__GIVEN EXERCISE__
Return the lines below that carry the word "VIỆT".

__EXERCISE INPUTS__
— Start —
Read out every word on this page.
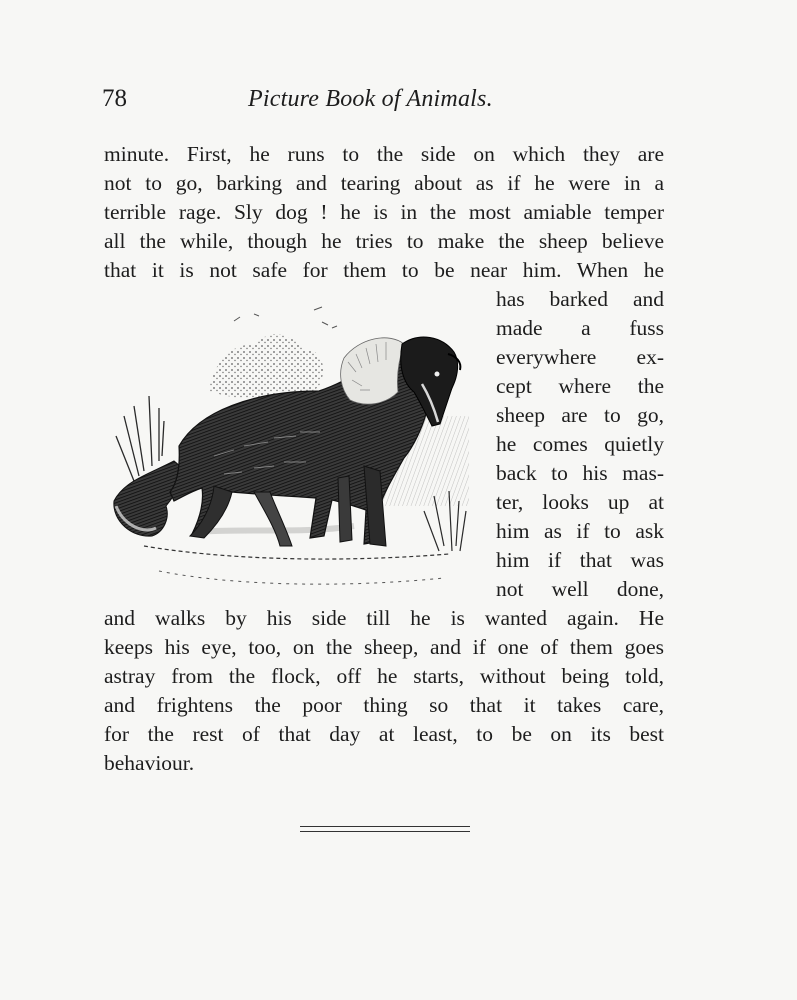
78	Picture Book of Animals.
minute. First, he runs to the side on which they are
not to go, barking and tearing about as if he were in a
terrible rage. Sly dog ! he is in the most amiable temper
all the while, though he tries to make the sheep believe
that it is not safe for them to be near him. When he
has barked and
made a fuss
everywhere ex-
cept where the
sheep are to go,
he comes quietly
back to his mas-
ter, looks up at
him as if to ask
him if that was
not well done,
and walks by his side till he is wanted again. He
keeps his eye, too, on the sheep, and if one of them goes
astray from the flock, off he starts, without being told,
and frightens the poor thing so that it takes care,
for the rest of that day at least, to be on its best
behaviour.
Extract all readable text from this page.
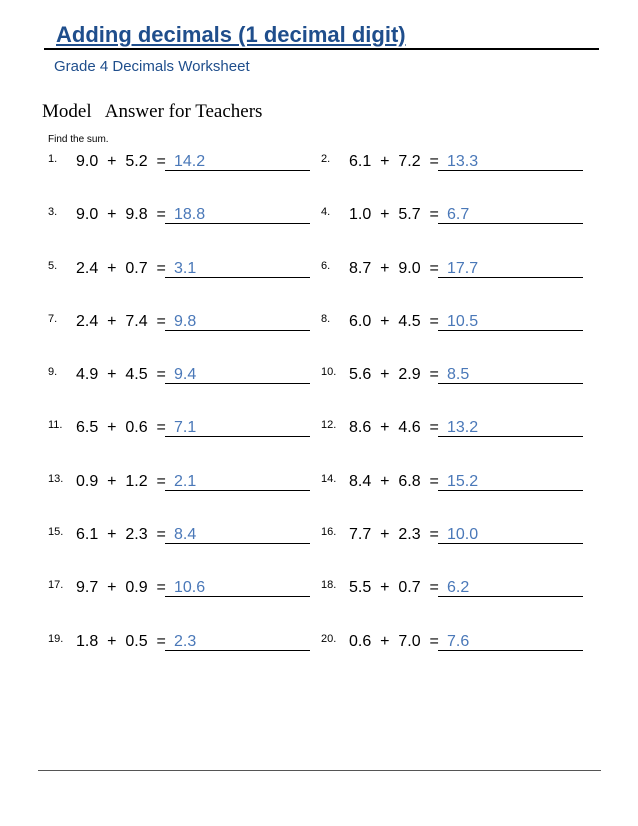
Adding decimals (1 decimal digit)
Grade 4 Decimals Worksheet
Model   Answer for Teachers
Find the sum.
1. 9.0  +  5.2  = 14.2	2. 6.1  +  7.2  = 13.3
3. 9.0  +  9.8  = 18.8	4. 1.0  +  5.7  = 6.7
5. 2.4  +  0.7  = 3.1	6. 8.7  +  9.0  = 17.7
7. 2.4  +  7.4  = 9.8	8. 6.0  +  4.5  = 10.5
9. 4.9  +  4.5  = 9.4	10. 5.6  +  2.9  = 8.5
11. 6.5  +  0.6  = 7.1	12. 8.6  +  4.6  = 13.2
13. 0.9  +  1.2  = 2.1	14. 8.4  +  6.8  = 15.2
15. 6.1  +  2.3  = 8.4	16. 7.7  +  2.3  = 10.0
17. 9.7  +  0.9  = 10.6	18. 5.5  +  0.7  = 6.2
19. 1.8  +  0.5  = 2.3	20. 0.6  +  7.0  = 7.6
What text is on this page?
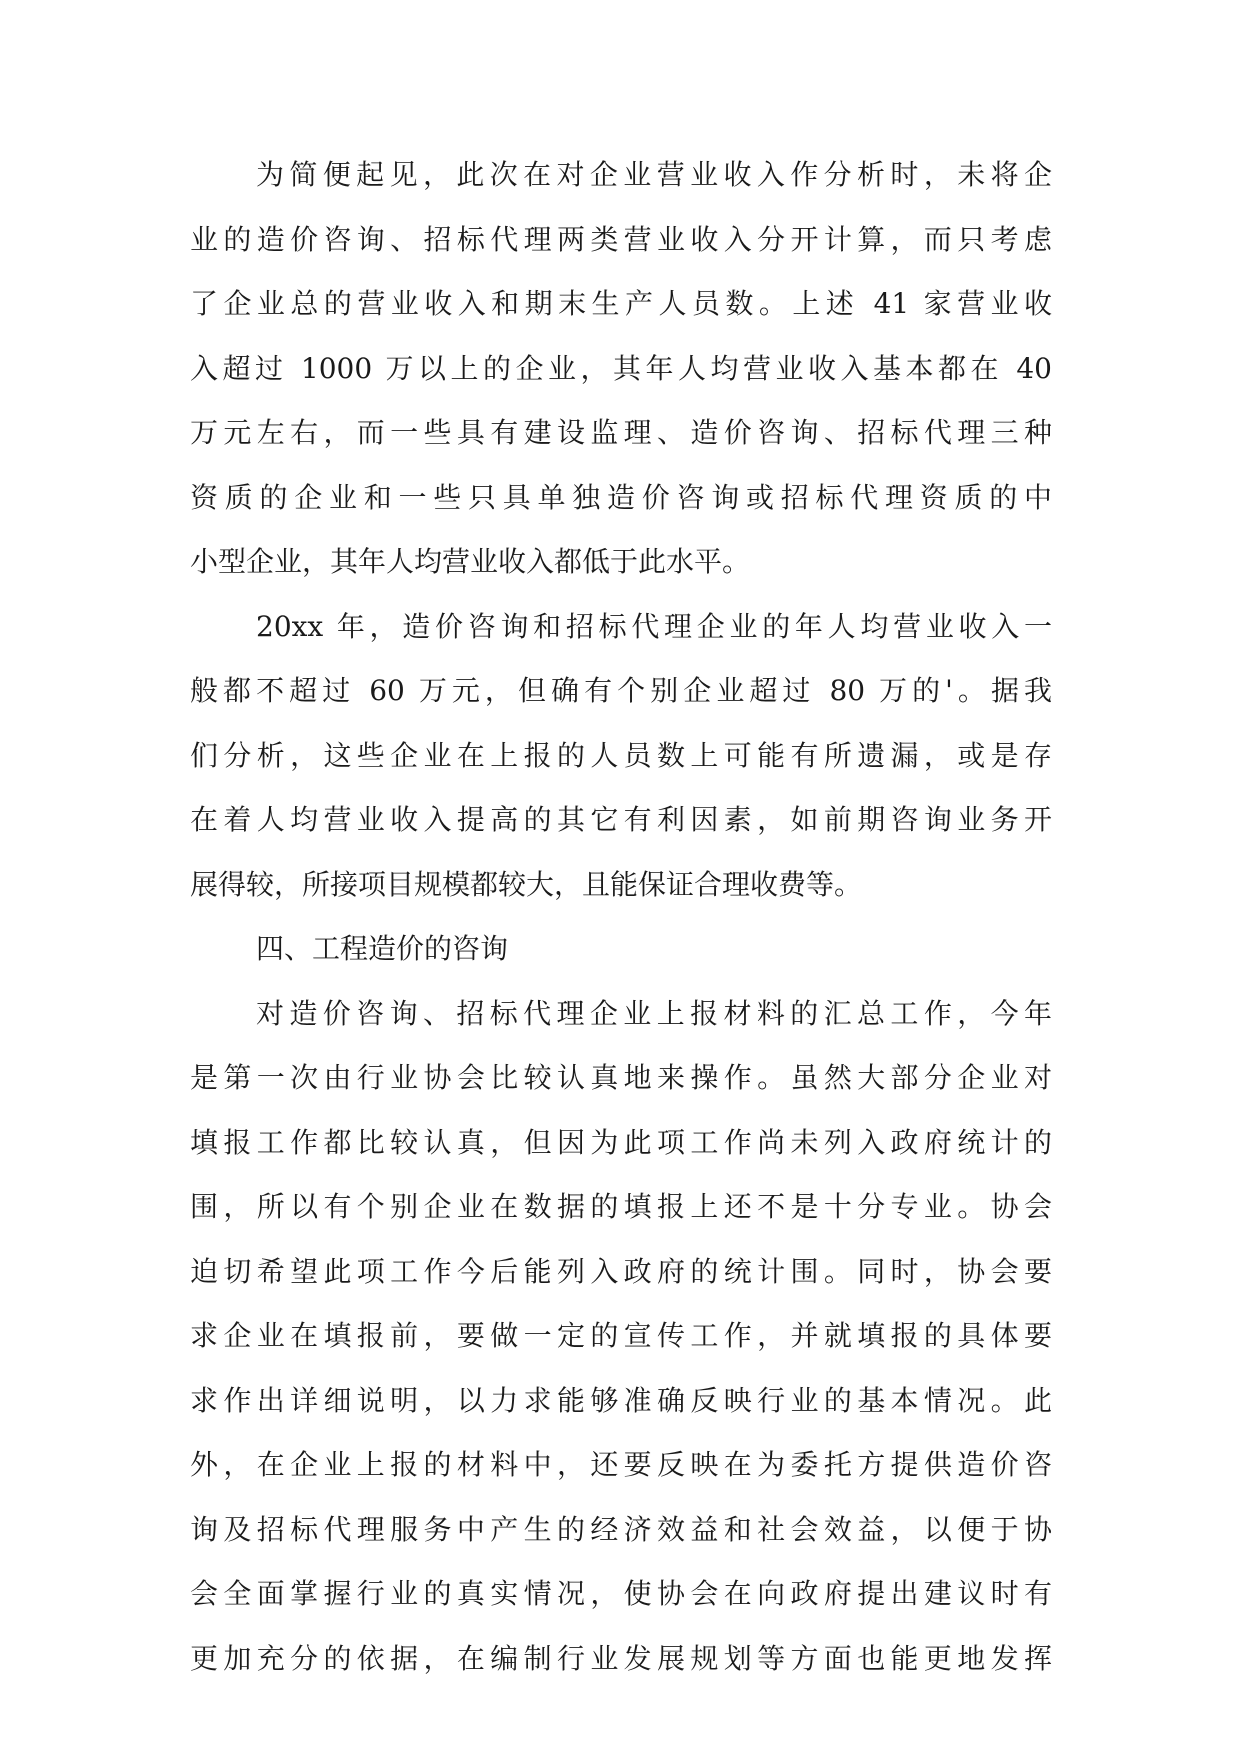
为简便起见，此次在对企业营业收入作分析时，未将企
业的造价咨询、招标代理两类营业收入分开计算，而只考虑
了企业总的营业收入和期末生产人员数。上述 41 家营业收
入超过 1000 万以上的企业，其年人均营业收入基本都在 40
万元左右，而一些具有建设监理、造价咨询、招标代理三种
资质的企业和一些只具单独造价咨询或招标代理资质的中
小型企业，其年人均营业收入都低于此水平。
20xx 年，造价咨询和招标代理企业的年人均营业收入一
般都不超过 60 万元，但确有个别企业超过 80 万的'。据我
们分析，这些企业在上报的人员数上可能有所遗漏，或是存
在着人均营业收入提高的其它有利因素，如前期咨询业务开
展得较，所接项目规模都较大，且能保证合理收费等。
四、工程造价的咨询
对造价咨询、招标代理企业上报材料的汇总工作，今年
是第一次由行业协会比较认真地来操作。虽然大部分企业对
填报工作都比较认真，但因为此项工作尚未列入政府统计的
围，所以有个别企业在数据的填报上还不是十分专业。协会
迫切希望此项工作今后能列入政府的统计围。同时，协会要
求企业在填报前，要做一定的宣传工作，并就填报的具体要
求作出详细说明，以力求能够准确反映行业的基本情况。此
外，在企业上报的材料中，还要反映在为委托方提供造价咨
询及招标代理服务中产生的经济效益和社会效益，以便于协
会全面掌握行业的真实情况，使协会在向政府提出建议时有
更加充分的依据，在编制行业发展规划等方面也能更地发挥
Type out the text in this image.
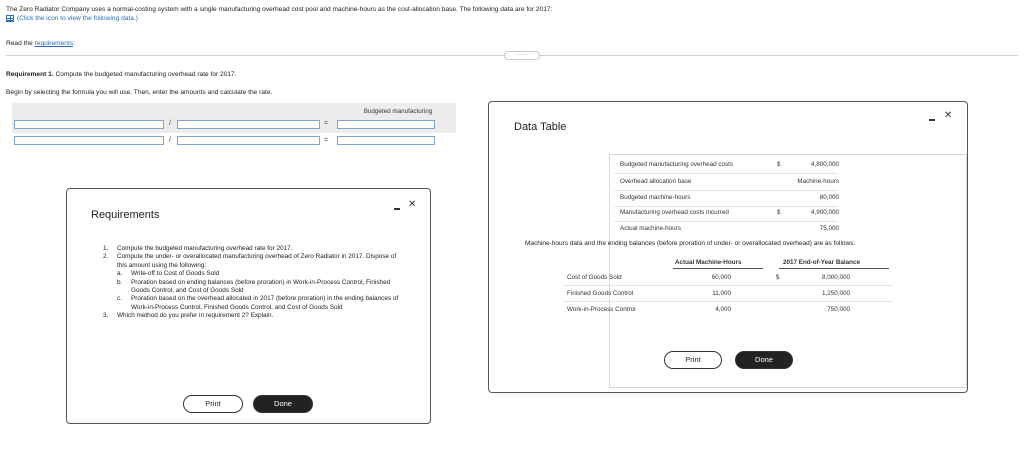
The Zero Radiator Company uses a normal-costing system with a single manufacturing overhead cost pool and machine-hours as the cost-allocation base. The following data are for 2017:
(Click the icon to view the following data.)
Read the requirements.
·····
Requirement 1. Compute the budgeted manufacturing overhead rate for 2017.
Begin by selecting the formula you will use. Then, enter the amounts and calculate the rate.
Budgeted manufacturing
/	=
/	=
Requirements
✕
1.	Compute the budgeted manufacturing overhead rate for 2017.
2.	Compute the under- or overallocated manufacturing overhead of Zero Radiator in 2017. Dispose of this amount using the following:
a.	Write-off to Cost of Goods Sold
b.	Proration based on ending balances (before proration) in Work-in-Process Control, Finished Goods Control, and Cost of Goods Sold
c.	Proration based on the overhead allocated in 2017 (before proration) in the ending balances of Work-in-Process Control, Finished Goods Control, and Cost of Goods Sold
3.	Which method do you prefer in requirement 2? Explain.
Print	Done
Data Table
✕
Budgeted manufacturing overhead costs	$	4,800,000
Overhead allocation base	Machine-hours
Budgeted machine-hours	80,000
Manufacturing overhead costs incurred	$	4,900,000
Actual machine-hours	75,000
Machine-hours data and the ending balances (before proration of under- or overallocated overhead) are as follows:
Actual Machine-Hours	2017 End-of-Year Balance
Cost of Goods Sold	60,000	$	8,000,000
Finished Goods Control	11,000	1,250,000
Work-in-Process Control	4,000	750,000
Print	Done
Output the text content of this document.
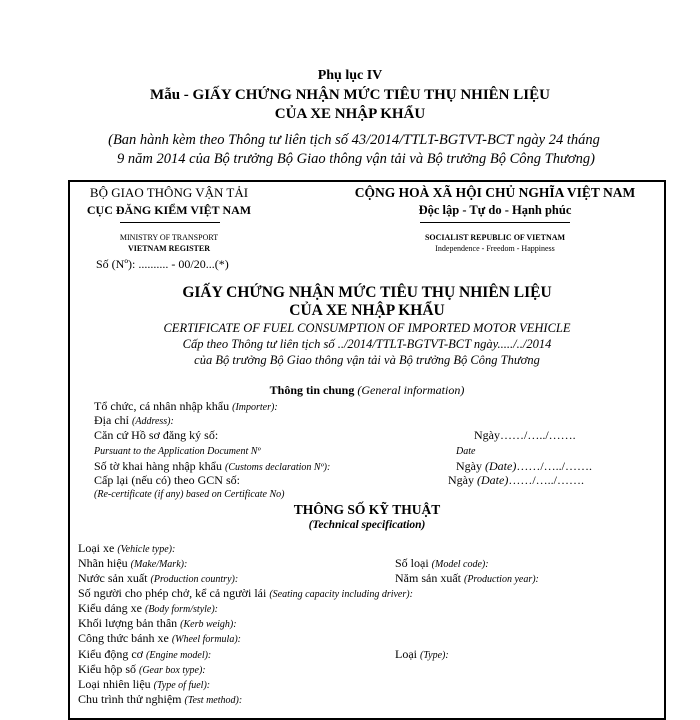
Phụ lục IV
Mẫu - GIẤY CHỨNG NHẬN MỨC TIÊU THỤ NHIÊN LIỆU
CỦA XE NHẬP KHẨU
(Ban hành kèm theo Thông tư liên tịch số 43/2014/TTLT-BGTVT-BCT ngày 24 tháng
9 năm 2014 của Bộ trưởng Bộ Giao thông vận tải và Bộ trưởng Bộ Công Thương)
BỘ GIAO THÔNG VẬN TẢI
CỤC ĐĂNG KIỂM VIỆT NAM
MINISTRY OF TRANSPORT
VIETNAM REGISTER
Số (Nº): .......... - 00/20...(*)
CỘNG HOÀ XÃ HỘI CHỦ NGHĨA VIỆT NAM
Độc lập - Tự do - Hạnh phúc
SOCIALIST REPUBLIC OF VIETNAM
Independence - Freedom - Happiness
GIẤY CHỨNG NHẬN MỨC TIÊU THỤ NHIÊN LIỆU
CỦA XE NHẬP KHẨU
CERTIFICATE OF FUEL CONSUMPTION OF IMPORTED MOTOR VEHICLE
Cấp theo Thông tư liên tịch số ../2014/TTLT-BGTVT-BCT ngày...../../2014
của Bộ trưởng Bộ Giao thông vận tải và Bộ trưởng Bộ Công Thương
Thông tin chung (General information)
Tổ chức, cá nhân nhập khẩu (Importer):
Địa chỉ (Address):
Căn cứ Hồ sơ đăng ký số:	Ngày……/…../…….
Pursuant to the Application Document Nº	Date
Số tờ khai hàng nhập khẩu (Customs declaration Nº):	Ngày (Date)……/…../…….
Cấp lại (nếu có) theo GCN số:	Ngày (Date)……/…../…….
(Re-certificate (if any) based on Certificate No)
THÔNG SỐ KỸ THUẬT
(Technical specification)
Loại xe (Vehicle type):
Nhãn hiệu (Make/Mark):	Số loại (Model code):
Nước sản xuất (Production country):	Năm sản xuất (Production year):
Số người cho phép chở, kể cả người lái (Seating capacity including driver):
Kiểu dáng xe (Body form/style):
Khối lượng bản thân (Kerb weigh):
Công thức bánh xe (Wheel formula):
Kiểu động cơ (Engine model):	Loại (Type):
Kiểu hộp số (Gear box type):
Loại nhiên liệu (Type of fuel):
Chu trình thử nghiệm (Test method):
— End —
__TASK OUTPUT__
CỤC ĐĂNG KIỂM VIỆT NAM
CỘNG HOÀ XÃ HỘI CHỦ NGHĨA VIỆT NAM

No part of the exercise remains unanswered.